[RECORDS SUPPLIED]
────

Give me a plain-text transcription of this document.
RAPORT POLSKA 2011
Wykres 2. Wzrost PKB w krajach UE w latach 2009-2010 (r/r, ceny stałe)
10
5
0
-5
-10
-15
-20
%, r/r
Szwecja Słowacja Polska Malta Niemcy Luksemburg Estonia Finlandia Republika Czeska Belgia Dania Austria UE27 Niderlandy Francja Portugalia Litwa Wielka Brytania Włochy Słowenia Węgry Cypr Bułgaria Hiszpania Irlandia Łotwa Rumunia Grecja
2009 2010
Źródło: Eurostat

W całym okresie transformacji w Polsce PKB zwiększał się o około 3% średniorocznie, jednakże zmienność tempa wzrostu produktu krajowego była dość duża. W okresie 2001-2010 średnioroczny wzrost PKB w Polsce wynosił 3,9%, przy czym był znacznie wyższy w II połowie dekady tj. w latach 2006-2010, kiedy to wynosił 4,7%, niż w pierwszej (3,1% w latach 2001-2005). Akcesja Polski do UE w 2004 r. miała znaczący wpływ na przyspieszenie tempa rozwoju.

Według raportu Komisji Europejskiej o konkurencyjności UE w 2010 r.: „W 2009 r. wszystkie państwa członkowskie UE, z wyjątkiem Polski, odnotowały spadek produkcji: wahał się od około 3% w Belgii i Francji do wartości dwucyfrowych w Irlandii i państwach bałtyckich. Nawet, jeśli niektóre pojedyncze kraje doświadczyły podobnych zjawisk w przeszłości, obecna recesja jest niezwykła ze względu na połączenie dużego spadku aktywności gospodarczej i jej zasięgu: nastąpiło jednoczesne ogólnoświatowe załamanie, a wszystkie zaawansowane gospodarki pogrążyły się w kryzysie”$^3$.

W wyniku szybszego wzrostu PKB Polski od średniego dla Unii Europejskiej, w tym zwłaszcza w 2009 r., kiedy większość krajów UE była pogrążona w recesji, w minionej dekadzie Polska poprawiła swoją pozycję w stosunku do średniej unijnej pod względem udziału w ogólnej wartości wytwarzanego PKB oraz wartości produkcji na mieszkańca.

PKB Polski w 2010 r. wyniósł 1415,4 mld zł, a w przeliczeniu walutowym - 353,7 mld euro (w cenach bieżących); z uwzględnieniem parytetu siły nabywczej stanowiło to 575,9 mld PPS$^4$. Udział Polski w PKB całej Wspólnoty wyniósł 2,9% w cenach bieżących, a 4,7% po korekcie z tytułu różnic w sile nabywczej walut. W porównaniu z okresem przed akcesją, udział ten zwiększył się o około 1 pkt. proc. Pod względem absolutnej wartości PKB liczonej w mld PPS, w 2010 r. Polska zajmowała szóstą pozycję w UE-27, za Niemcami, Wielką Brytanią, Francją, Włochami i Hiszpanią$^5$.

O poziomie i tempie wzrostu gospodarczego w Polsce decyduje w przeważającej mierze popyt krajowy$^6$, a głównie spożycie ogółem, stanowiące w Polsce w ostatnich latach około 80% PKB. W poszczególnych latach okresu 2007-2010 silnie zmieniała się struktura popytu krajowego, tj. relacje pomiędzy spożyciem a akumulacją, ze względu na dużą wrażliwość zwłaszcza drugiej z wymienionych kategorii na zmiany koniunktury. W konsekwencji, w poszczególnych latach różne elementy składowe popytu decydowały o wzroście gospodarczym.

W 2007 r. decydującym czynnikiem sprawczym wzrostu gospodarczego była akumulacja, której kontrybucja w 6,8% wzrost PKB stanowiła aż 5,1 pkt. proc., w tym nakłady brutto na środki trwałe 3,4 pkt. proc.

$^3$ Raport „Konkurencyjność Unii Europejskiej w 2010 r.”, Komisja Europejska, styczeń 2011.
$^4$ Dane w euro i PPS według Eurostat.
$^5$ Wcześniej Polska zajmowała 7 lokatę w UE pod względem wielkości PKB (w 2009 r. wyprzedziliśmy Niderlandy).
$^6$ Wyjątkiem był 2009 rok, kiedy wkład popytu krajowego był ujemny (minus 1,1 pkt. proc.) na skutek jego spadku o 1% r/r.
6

────

[JOB]
Find the word "Niderlandy" in the data and copy out each line where it turns up.

[THE RESPONSE]
Szwecja Słowacja Polska Malta Niemcy Luksemburg Estonia Finlandia Republika Czeska Belgia Dania Austria UE27 Niderlandy Francja Portugalia Litwa Wielka Brytania Włochy Słowenia Węgry Cypr Bułgaria Hiszpania Irlandia Łotwa Rumunia Grecja
$^5$ Wcześniej Polska zajmowała 7 lokatę w UE pod względem wielkości PKB (w 2009 r. wyprzedziliśmy Niderlandy).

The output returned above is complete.